#### Do this:
Return each line of the data below exactly, omitting any pictures.

#### Supplied records:
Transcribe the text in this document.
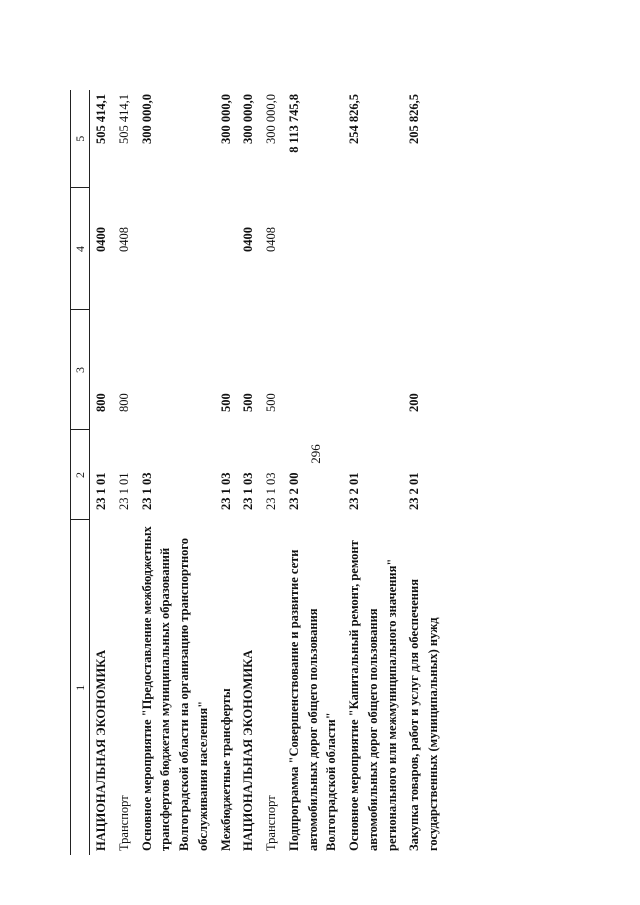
296
1	2	3	4	5
НАЦИОНАЛЬНАЯ ЭКОНОМИКА	23 1 01	800	0400	505 414,1
Транспорт	23 1 01	800	0408	505 414,1
Основное мероприятие "Предоставление межбюджетных трансфертов бюджетам муниципальных образований Волгоградской области на организацию транспортного обслуживания населения"	23 1 03			300 000,0
Межбюджетные трансферты	23 1 03	500		300 000,0
НАЦИОНАЛЬНАЯ ЭКОНОМИКА	23 1 03	500	0400	300 000,0
Транспорт	23 1 03	500	0408	300 000,0
Подпрограмма "Совершенствование и развитие сети автомобильных дорог общего пользования Волгоградской области"	23 2 00			8 113 745,8
Основное мероприятие "Капитальный ремонт, ремонт автомобильных дорог общего пользования регионального или межмуниципального значения"	23 2 01			254 826,5
Закупка товаров, работ и услуг для обеспечения государственных (муниципальных) нужд	23 2 01	200		205 826,5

#### Finished task:
Transcribe the text in this document.
296
1	2	3	4	5
НАЦИОНАЛЬНАЯ ЭКОНОМИКА	23 1 01	800	0400	505 414,1
Транспорт	23 1 01	800	0408	505 414,1
Основное мероприятие "Предоставление межбюджетных трансфертов бюджетам муниципальных образований Волгоградской области на организацию транспортного обслуживания населения"	23 1 03			300 000,0
Межбюджетные трансферты	23 1 03	500		300 000,0
НАЦИОНАЛЬНАЯ ЭКОНОМИКА	23 1 03	500	0400	300 000,0
Транспорт	23 1 03	500	0408	300 000,0
Подпрограмма "Совершенствование и развитие сети автомобильных дорог общего пользования Волгоградской области"	23 2 00			8 113 745,8
Основное мероприятие "Капитальный ремонт, ремонт автомобильных дорог общего пользования регионального или межмуниципального значения"	23 2 01			254 826,5
Закупка товаров, работ и услуг для обеспечения государственных (муниципальных) нужд	23 2 01	200		205 826,5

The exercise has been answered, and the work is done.